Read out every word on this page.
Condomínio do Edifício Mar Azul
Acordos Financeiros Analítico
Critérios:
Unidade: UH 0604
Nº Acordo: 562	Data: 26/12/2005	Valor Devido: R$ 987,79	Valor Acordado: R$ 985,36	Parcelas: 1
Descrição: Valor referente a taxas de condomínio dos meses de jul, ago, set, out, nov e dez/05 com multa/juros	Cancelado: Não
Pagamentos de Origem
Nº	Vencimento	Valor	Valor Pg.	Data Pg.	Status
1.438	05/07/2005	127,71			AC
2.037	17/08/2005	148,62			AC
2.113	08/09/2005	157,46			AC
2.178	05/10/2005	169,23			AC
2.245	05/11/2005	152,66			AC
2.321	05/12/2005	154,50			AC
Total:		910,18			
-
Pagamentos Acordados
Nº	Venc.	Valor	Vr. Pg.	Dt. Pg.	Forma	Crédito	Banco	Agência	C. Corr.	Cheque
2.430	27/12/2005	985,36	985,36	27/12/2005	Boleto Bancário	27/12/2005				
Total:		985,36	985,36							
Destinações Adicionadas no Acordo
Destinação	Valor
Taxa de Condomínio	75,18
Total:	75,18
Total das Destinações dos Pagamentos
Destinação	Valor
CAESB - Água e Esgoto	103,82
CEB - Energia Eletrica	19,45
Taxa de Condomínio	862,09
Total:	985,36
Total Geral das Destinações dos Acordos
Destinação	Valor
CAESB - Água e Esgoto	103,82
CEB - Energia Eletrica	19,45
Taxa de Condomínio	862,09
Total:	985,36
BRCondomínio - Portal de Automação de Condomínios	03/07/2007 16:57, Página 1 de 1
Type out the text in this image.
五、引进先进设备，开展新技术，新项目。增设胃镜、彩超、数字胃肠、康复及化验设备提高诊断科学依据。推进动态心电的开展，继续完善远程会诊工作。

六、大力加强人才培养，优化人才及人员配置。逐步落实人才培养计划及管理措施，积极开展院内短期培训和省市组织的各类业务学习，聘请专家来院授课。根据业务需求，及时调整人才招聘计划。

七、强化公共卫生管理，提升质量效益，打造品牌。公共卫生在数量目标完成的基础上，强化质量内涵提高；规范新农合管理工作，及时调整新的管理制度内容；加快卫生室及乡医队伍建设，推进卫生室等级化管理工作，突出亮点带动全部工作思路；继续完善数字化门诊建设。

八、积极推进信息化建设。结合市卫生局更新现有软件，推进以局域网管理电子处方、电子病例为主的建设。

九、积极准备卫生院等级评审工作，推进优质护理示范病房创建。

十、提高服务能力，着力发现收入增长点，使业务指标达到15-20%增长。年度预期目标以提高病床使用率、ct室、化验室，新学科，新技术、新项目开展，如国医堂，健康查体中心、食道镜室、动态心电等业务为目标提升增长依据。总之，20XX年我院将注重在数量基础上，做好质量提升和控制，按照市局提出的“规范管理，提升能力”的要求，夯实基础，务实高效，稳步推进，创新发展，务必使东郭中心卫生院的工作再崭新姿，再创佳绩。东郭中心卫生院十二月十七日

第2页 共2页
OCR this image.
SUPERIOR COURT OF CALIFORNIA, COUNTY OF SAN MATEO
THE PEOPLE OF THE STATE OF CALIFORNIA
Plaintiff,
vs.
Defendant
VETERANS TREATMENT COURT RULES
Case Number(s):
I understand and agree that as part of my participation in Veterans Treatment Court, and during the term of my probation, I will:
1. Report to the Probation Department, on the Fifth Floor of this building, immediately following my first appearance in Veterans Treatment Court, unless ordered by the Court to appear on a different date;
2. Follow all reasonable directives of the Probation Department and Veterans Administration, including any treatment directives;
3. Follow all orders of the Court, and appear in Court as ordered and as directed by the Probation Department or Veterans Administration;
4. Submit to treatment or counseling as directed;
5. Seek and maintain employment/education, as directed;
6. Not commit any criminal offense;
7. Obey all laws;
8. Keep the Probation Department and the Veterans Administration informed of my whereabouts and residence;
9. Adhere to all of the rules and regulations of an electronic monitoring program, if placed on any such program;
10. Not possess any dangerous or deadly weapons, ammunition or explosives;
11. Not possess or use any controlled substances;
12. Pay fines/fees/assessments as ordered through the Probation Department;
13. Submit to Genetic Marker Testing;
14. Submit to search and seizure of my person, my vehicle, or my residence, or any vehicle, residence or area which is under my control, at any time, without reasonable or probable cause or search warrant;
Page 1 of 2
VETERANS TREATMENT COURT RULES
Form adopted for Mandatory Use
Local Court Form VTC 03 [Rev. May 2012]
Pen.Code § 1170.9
====
Task requirements:
Nothing should be left out: repeat all of the data exactly.

Solution:
Read out every word on this page.
Condomínio do Edifício Mar Azul
Acordos Financeiros Analítico
Critérios:
Unidade: UH 0604
Nº Acordo: 562	Data: 26/12/2005	Valor Devido: R$ 987,79	Valor Acordado: R$ 985,36	Parcelas: 1
Descrição: Valor referente a taxas de condomínio dos meses de jul, ago, set, out, nov e dez/05 com multa/juros	Cancelado: Não
Pagamentos de Origem
Nº	Vencimento	Valor	Valor Pg.	Data Pg.	Status
1.438	05/07/2005	127,71			AC
2.037	17/08/2005	148,62			AC
2.113	08/09/2005	157,46			AC
2.178	05/10/2005	169,23			AC
2.245	05/11/2005	152,66			AC
2.321	05/12/2005	154,50			AC
Total:		910,18			
-
Pagamentos Acordados
Nº	Venc.	Valor	Vr. Pg.	Dt. Pg.	Forma	Crédito	Banco	Agência	C. Corr.	Cheque
2.430	27/12/2005	985,36	985,36	27/12/2005	Boleto Bancário	27/12/2005				
Total:		985,36	985,36							
Destinações Adicionadas no Acordo
Destinação	Valor
Taxa de Condomínio	75,18
Total:	75,18
Total das Destinações dos Pagamentos
Destinação	Valor
CAESB - Água e Esgoto	103,82
CEB - Energia Eletrica	19,45
Taxa de Condomínio	862,09
Total:	985,36
Total Geral das Destinações dos Acordos
Destinação	Valor
CAESB - Água e Esgoto	103,82
CEB - Energia Eletrica	19,45
Taxa de Condomínio	862,09
Total:	985,36
BRCondomínio - Portal de Automação de Condomínios	03/07/2007 16:57, Página 1 de 1
Type out the text in this image.
五、引进先进设备，开展新技术，新项目。增设胃镜、彩超、数字胃肠、康复及化验设备提高诊断科学依据。推进动态心电的开展，继续完善远程会诊工作。

六、大力加强人才培养，优化人才及人员配置。逐步落实人才培养计划及管理措施，积极开展院内短期培训和省市组织的各类业务学习，聘请专家来院授课。根据业务需求，及时调整人才招聘计划。

七、强化公共卫生管理，提升质量效益，打造品牌。公共卫生在数量目标完成的基础上，强化质量内涵提高；规范新农合管理工作，及时调整新的管理制度内容；加快卫生室及乡医队伍建设，推进卫生室等级化管理工作，突出亮点带动全部工作思路；继续完善数字化门诊建设。

八、积极推进信息化建设。结合市卫生局更新现有软件，推进以局域网管理电子处方、电子病例为主的建设。

九、积极准备卫生院等级评审工作，推进优质护理示范病房创建。

十、提高服务能力，着力发现收入增长点，使业务指标达到15-20%增长。年度预期目标以提高病床使用率、ct室、化验室，新学科，新技术、新项目开展，如国医堂，健康查体中心、食道镜室、动态心电等业务为目标提升增长依据。总之，20XX年我院将注重在数量基础上，做好质量提升和控制，按照市局提出的“规范管理，提升能力”的要求，夯实基础，务实高效，稳步推进，创新发展，务必使东郭中心卫生院的工作再崭新姿，再创佳绩。东郭中心卫生院十二月十七日

第2页 共2页
OCR this image.
SUPERIOR COURT OF CALIFORNIA, COUNTY OF SAN MATEO
THE PEOPLE OF THE STATE OF CALIFORNIA
Plaintiff,
vs.
Defendant
VETERANS TREATMENT COURT RULES
Case Number(s):
I understand and agree that as part of my participation in Veterans Treatment Court, and during the term of my probation, I will:
1. Report to the Probation Department, on the Fifth Floor of this building, immediately following my first appearance in Veterans Treatment Court, unless ordered by the Court to appear on a different date;
2. Follow all reasonable directives of the Probation Department and Veterans Administration, including any treatment directives;
3. Follow all orders of the Court, and appear in Court as ordered and as directed by the Probation Department or Veterans Administration;
4. Submit to treatment or counseling as directed;
5. Seek and maintain employment/education, as directed;
6. Not commit any criminal offense;
7. Obey all laws;
8. Keep the Probation Department and the Veterans Administration informed of my whereabouts and residence;
9. Adhere to all of the rules and regulations of an electronic monitoring program, if placed on any such program;
10. Not possess any dangerous or deadly weapons, ammunition or explosives;
11. Not possess or use any controlled substances;
12. Pay fines/fees/assessments as ordered through the Probation Department;
13. Submit to Genetic Marker Testing;
14. Submit to search and seizure of my person, my vehicle, or my residence, or any vehicle, residence or area which is under my control, at any time, without reasonable or probable cause or search warrant;
Page 1 of 2
VETERANS TREATMENT COURT RULES
Form adopted for Mandatory Use
Local Court Form VTC 03 [Rev. May 2012]
Pen.Code § 1170.9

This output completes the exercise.